## Work to do
Transcribe each of the items below line for line, without changing a single character.

## Data provided

§

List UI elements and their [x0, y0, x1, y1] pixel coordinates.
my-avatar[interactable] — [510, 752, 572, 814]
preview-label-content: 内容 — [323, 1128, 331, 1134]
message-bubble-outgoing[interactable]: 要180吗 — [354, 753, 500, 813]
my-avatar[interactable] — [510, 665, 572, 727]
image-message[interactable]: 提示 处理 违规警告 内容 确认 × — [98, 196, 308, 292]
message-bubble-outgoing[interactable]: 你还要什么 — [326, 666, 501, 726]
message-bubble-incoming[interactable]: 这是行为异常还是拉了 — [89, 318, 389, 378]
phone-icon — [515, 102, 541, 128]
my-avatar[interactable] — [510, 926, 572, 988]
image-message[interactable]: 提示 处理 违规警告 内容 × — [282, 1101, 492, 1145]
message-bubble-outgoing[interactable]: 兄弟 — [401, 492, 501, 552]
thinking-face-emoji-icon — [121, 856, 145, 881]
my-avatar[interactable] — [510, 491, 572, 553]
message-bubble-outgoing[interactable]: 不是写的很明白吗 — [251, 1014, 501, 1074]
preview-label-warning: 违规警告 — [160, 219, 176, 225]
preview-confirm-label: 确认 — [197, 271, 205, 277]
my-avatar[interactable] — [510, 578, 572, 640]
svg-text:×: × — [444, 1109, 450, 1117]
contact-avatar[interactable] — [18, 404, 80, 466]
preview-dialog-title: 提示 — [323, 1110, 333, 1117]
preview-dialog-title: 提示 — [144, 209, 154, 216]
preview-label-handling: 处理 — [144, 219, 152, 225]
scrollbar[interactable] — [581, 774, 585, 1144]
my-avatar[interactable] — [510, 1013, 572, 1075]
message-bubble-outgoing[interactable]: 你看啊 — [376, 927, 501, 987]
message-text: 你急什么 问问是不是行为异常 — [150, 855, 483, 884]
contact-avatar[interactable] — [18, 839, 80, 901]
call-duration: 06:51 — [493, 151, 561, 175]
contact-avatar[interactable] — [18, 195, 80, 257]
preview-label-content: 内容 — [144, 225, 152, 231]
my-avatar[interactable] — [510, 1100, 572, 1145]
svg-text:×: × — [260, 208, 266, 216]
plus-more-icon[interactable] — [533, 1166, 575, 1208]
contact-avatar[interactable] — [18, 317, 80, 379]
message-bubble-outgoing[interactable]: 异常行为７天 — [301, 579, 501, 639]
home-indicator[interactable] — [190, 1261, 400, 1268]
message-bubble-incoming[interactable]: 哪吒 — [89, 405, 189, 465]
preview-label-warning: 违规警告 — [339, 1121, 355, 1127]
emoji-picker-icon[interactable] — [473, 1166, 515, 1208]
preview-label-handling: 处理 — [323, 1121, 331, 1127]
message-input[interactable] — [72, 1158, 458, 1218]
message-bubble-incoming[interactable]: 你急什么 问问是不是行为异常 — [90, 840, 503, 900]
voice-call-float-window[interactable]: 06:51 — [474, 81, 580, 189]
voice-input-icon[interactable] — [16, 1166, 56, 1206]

§

## Task response
List UI elements and their [x0, y0, x1, y1] pixel coordinates.
my-avatar[interactable] — [510, 752, 572, 814]
preview-label-content: 内容 — [323, 1128, 331, 1134]
message-bubble-outgoing[interactable]: 要180吗 — [354, 753, 500, 813]
my-avatar[interactable] — [510, 665, 572, 727]
image-message[interactable]: 提示 处理 违规警告 内容 确认 × — [98, 196, 308, 292]
message-bubble-outgoing[interactable]: 你还要什么 — [326, 666, 501, 726]
message-bubble-incoming[interactable]: 这是行为异常还是拉了 — [89, 318, 389, 378]
phone-icon — [515, 102, 541, 128]
my-avatar[interactable] — [510, 926, 572, 988]
image-message[interactable]: 提示 处理 违规警告 内容 × — [282, 1101, 492, 1145]
message-bubble-outgoing[interactable]: 兄弟 — [401, 492, 501, 552]
thinking-face-emoji-icon — [121, 856, 145, 881]
my-avatar[interactable] — [510, 491, 572, 553]
message-bubble-outgoing[interactable]: 不是写的很明白吗 — [251, 1014, 501, 1074]
preview-label-warning: 违规警告 — [160, 219, 176, 225]
preview-confirm-label: 确认 — [197, 271, 205, 277]
my-avatar[interactable] — [510, 578, 572, 640]
svg-text:×: × — [444, 1109, 450, 1117]
contact-avatar[interactable] — [18, 404, 80, 466]
preview-dialog-title: 提示 — [323, 1110, 333, 1117]
preview-dialog-title: 提示 — [144, 209, 154, 216]
preview-label-handling: 处理 — [144, 219, 152, 225]
scrollbar[interactable] — [581, 774, 585, 1144]
my-avatar[interactable] — [510, 1013, 572, 1075]
message-bubble-outgoing[interactable]: 你看啊 — [376, 927, 501, 987]
message-text: 你急什么 问问是不是行为异常 — [150, 855, 483, 884]
contact-avatar[interactable] — [18, 839, 80, 901]
call-duration: 06:51 — [493, 151, 561, 175]
contact-avatar[interactable] — [18, 195, 80, 257]
preview-label-content: 内容 — [144, 225, 152, 231]
my-avatar[interactable] — [510, 1100, 572, 1145]
svg-text:×: × — [260, 208, 266, 216]
plus-more-icon[interactable] — [533, 1166, 575, 1208]
contact-avatar[interactable] — [18, 317, 80, 379]
message-bubble-outgoing[interactable]: 异常行为７天 — [301, 579, 501, 639]
home-indicator[interactable] — [190, 1261, 400, 1268]
message-bubble-incoming[interactable]: 哪吒 — [89, 405, 189, 465]
preview-label-warning: 违规警告 — [339, 1121, 355, 1127]
emoji-picker-icon[interactable] — [473, 1166, 515, 1208]
preview-label-handling: 处理 — [323, 1121, 331, 1127]
message-input[interactable] — [72, 1158, 458, 1218]
message-bubble-incoming[interactable]: 你急什么 问问是不是行为异常 — [90, 840, 503, 900]
voice-call-float-window[interactable]: 06:51 — [474, 81, 580, 189]
voice-input-icon[interactable] — [16, 1166, 56, 1206]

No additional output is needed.